Entries shown |

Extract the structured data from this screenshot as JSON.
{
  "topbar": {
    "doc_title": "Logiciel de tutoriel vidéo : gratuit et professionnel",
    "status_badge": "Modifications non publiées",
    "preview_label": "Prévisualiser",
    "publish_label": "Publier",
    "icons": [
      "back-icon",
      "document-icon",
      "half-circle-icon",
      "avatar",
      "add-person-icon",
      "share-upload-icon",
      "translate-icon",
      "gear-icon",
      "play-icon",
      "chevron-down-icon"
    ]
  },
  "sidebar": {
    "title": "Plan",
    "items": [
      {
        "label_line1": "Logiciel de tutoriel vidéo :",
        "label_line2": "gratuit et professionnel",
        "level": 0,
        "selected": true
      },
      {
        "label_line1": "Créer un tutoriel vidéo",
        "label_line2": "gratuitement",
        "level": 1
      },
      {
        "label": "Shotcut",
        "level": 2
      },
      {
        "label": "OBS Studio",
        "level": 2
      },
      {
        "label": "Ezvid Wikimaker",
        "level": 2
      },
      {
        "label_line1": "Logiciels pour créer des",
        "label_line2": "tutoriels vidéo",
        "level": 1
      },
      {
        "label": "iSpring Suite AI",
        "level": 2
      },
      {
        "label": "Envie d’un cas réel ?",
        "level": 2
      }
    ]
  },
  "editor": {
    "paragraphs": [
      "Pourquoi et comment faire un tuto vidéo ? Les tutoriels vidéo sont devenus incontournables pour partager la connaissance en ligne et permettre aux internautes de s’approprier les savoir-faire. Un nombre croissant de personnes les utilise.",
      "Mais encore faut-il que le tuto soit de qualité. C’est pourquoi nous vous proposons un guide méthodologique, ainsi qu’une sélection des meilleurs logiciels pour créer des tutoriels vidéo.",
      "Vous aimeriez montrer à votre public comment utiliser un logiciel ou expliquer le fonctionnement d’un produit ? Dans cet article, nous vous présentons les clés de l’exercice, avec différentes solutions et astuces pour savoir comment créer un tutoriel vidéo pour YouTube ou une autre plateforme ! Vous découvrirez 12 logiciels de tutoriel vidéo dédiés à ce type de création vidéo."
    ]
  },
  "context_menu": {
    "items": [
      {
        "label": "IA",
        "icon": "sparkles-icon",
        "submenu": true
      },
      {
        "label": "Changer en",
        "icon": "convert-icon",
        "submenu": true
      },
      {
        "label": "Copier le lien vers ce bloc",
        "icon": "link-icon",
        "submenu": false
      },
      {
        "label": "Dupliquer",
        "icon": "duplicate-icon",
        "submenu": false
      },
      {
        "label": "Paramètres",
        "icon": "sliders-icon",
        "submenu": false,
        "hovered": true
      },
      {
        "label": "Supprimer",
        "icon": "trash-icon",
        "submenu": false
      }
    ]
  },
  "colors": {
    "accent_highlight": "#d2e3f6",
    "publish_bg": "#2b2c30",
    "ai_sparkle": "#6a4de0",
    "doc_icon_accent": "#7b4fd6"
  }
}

Problem to solve |
Reproduce the data, keeping every line exactly the same.

Solution for this problem |
Extract the structured data from this screenshot as JSON.
{
  "topbar": {
    "doc_title": "Logiciel de tutoriel vidéo : gratuit et professionnel",
    "status_badge": "Modifications non publiées",
    "preview_label": "Prévisualiser",
    "publish_label": "Publier",
    "icons": [
      "back-icon",
      "document-icon",
      "half-circle-icon",
      "avatar",
      "add-person-icon",
      "share-upload-icon",
      "translate-icon",
      "gear-icon",
      "play-icon",
      "chevron-down-icon"
    ]
  },
  "sidebar": {
    "title": "Plan",
    "items": [
      {
        "label_line1": "Logiciel de tutoriel vidéo :",
        "label_line2": "gratuit et professionnel",
        "level": 0,
        "selected": true
      },
      {
        "label_line1": "Créer un tutoriel vidéo",
        "label_line2": "gratuitement",
        "level": 1
      },
      {
        "label": "Shotcut",
        "level": 2
      },
      {
        "label": "OBS Studio",
        "level": 2
      },
      {
        "label": "Ezvid Wikimaker",
        "level": 2
      },
      {
        "label_line1": "Logiciels pour créer des",
        "label_line2": "tutoriels vidéo",
        "level": 1
      },
      {
        "label": "iSpring Suite AI",
        "level": 2
      },
      {
        "label": "Envie d’un cas réel ?",
        "level": 2
      }
    ]
  },
  "editor": {
    "paragraphs": [
      "Pourquoi et comment faire un tuto vidéo ? Les tutoriels vidéo sont devenus incontournables pour partager la connaissance en ligne et permettre aux internautes de s’approprier les savoir-faire. Un nombre croissant de personnes les utilise.",
      "Mais encore faut-il que le tuto soit de qualité. C’est pourquoi nous vous proposons un guide méthodologique, ainsi qu’une sélection des meilleurs logiciels pour créer des tutoriels vidéo.",
      "Vous aimeriez montrer à votre public comment utiliser un logiciel ou expliquer le fonctionnement d’un produit ? Dans cet article, nous vous présentons les clés de l’exercice, avec différentes solutions et astuces pour savoir comment créer un tutoriel vidéo pour YouTube ou une autre plateforme ! Vous découvrirez 12 logiciels de tutoriel vidéo dédiés à ce type de création vidéo."
    ]
  },
  "context_menu": {
    "items": [
      {
        "label": "IA",
        "icon": "sparkles-icon",
        "submenu": true
      },
      {
        "label": "Changer en",
        "icon": "convert-icon",
        "submenu": true
      },
      {
        "label": "Copier le lien vers ce bloc",
        "icon": "link-icon",
        "submenu": false
      },
      {
        "label": "Dupliquer",
        "icon": "duplicate-icon",
        "submenu": false
      },
      {
        "label": "Paramètres",
        "icon": "sliders-icon",
        "submenu": false,
        "hovered": true
      },
      {
        "label": "Supprimer",
        "icon": "trash-icon",
        "submenu": false
      }
    ]
  },
  "colors": {
    "accent_highlight": "#d2e3f6",
    "publish_bg": "#2b2c30",
    "ai_sparkle": "#6a4de0",
    "doc_icon_accent": "#7b4fd6"
  }
}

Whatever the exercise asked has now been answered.